• _Exercise_: Wherever "panel" appears in a line, list that line.

▬▬▬

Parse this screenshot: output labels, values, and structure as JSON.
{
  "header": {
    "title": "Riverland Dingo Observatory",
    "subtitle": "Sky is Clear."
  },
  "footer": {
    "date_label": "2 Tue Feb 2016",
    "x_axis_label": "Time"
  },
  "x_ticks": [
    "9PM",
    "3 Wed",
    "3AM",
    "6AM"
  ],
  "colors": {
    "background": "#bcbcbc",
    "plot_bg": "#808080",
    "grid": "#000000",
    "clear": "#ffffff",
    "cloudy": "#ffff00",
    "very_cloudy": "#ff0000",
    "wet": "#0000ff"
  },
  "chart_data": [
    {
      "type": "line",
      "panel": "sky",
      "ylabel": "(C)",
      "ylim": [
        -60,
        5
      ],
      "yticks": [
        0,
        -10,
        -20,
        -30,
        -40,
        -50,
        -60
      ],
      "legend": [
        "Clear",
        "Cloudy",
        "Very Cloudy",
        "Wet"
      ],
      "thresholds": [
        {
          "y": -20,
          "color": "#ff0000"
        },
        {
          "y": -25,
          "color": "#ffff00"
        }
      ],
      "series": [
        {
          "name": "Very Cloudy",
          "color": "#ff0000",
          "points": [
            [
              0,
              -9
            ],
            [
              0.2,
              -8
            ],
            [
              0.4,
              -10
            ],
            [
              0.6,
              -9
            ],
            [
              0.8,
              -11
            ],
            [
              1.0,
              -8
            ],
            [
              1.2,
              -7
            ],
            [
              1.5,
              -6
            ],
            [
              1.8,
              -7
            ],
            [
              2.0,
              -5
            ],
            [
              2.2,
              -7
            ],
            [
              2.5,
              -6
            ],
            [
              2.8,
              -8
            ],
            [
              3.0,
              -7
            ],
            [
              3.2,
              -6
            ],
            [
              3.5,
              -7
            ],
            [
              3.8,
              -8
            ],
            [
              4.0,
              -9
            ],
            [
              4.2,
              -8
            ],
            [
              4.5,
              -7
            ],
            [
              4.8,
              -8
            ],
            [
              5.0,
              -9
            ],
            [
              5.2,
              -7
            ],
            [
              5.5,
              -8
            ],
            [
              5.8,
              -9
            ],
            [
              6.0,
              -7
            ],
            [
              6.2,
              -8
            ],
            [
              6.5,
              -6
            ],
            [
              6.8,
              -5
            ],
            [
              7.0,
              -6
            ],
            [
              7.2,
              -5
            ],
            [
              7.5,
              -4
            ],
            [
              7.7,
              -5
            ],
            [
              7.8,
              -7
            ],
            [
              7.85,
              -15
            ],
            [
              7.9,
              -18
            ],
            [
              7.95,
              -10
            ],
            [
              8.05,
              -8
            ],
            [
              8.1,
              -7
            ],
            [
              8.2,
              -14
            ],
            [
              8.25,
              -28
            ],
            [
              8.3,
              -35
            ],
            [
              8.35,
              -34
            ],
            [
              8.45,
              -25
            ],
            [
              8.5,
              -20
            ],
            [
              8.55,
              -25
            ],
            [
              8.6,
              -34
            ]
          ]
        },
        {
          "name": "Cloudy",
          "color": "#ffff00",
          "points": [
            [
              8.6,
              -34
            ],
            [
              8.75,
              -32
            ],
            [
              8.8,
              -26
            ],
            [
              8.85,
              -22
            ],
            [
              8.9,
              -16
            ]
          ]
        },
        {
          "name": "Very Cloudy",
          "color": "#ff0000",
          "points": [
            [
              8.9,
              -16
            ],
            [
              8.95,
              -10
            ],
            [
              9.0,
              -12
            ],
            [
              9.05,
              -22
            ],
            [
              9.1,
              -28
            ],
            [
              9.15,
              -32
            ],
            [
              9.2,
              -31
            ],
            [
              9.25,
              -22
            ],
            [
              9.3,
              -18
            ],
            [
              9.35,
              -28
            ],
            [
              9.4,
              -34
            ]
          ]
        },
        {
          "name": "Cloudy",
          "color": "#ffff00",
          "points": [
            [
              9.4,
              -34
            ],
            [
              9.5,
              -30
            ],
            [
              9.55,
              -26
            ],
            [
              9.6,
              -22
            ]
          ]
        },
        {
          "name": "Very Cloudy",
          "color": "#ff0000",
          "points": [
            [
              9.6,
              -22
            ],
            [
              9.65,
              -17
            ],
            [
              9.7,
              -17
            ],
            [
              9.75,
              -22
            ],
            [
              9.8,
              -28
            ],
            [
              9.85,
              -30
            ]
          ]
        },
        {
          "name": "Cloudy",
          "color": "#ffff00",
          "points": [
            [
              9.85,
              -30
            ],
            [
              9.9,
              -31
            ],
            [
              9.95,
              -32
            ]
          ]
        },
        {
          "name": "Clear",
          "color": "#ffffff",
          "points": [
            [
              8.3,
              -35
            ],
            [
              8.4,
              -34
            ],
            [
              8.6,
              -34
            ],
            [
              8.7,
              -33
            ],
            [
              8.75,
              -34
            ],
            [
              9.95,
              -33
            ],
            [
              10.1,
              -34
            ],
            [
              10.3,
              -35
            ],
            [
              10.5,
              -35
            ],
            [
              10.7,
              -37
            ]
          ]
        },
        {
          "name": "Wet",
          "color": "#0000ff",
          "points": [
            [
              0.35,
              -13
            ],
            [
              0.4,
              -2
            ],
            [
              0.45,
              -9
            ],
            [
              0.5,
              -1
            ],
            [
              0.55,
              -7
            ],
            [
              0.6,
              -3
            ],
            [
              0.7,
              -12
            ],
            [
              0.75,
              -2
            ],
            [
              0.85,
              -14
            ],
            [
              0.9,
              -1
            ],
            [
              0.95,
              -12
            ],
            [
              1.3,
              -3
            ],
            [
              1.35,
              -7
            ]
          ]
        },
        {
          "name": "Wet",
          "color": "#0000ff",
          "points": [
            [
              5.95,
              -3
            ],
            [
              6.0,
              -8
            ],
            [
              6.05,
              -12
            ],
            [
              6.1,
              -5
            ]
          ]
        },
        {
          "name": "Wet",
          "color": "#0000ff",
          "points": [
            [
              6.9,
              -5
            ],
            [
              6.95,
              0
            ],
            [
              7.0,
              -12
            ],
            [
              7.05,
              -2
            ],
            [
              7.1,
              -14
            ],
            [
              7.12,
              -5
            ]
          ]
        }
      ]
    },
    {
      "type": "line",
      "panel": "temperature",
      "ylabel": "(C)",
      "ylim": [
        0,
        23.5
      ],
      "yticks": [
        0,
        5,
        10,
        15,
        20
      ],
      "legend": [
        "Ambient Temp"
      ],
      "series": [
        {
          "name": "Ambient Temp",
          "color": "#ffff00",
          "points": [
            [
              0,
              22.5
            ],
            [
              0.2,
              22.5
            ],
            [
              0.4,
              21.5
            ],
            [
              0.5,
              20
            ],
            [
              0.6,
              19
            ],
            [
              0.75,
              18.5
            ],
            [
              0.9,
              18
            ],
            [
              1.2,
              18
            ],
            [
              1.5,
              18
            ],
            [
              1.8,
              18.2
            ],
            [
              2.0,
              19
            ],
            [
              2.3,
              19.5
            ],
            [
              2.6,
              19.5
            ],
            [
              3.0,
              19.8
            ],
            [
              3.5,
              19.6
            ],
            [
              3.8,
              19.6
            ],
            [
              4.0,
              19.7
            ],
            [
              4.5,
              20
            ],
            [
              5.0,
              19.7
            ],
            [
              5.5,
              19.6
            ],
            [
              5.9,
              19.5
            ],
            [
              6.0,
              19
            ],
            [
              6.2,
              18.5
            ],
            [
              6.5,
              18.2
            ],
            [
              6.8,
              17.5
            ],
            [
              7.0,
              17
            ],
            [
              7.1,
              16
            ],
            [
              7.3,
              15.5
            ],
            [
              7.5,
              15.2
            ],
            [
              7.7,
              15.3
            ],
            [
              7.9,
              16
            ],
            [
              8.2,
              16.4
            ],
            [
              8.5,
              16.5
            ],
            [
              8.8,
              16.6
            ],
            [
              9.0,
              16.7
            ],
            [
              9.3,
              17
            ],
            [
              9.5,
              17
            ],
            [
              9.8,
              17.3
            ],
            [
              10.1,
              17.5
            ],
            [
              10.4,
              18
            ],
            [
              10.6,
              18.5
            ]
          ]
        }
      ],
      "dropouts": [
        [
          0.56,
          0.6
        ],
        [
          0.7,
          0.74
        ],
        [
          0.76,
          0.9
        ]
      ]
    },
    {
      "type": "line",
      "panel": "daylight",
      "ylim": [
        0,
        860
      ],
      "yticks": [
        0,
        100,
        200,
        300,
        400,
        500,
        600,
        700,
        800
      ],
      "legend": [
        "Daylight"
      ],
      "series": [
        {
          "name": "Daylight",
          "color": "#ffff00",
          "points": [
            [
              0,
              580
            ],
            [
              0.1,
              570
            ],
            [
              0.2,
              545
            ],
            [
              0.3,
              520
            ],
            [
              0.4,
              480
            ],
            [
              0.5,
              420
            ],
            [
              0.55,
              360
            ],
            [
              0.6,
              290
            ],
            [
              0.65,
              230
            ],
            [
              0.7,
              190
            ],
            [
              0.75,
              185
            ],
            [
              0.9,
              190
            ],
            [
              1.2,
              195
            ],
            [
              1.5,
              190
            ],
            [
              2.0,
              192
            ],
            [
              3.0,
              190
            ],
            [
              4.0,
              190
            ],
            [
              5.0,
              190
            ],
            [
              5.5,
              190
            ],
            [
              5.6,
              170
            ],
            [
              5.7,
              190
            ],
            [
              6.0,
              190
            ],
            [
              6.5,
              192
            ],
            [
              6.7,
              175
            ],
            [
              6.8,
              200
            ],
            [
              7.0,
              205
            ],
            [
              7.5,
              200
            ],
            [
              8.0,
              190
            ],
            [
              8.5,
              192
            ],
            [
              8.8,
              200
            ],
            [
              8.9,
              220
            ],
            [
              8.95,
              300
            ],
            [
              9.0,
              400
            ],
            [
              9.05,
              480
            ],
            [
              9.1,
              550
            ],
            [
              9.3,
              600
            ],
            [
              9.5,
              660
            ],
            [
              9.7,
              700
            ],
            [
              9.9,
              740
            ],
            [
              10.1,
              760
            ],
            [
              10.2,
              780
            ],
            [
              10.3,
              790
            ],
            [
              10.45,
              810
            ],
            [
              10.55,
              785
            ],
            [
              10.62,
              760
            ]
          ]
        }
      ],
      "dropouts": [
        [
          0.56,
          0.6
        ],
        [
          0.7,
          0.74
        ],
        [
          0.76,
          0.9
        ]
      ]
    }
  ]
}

▬▬▬

• _Task result_:
      "panel": "sky",
      "panel": "temperature",
      "panel": "daylight",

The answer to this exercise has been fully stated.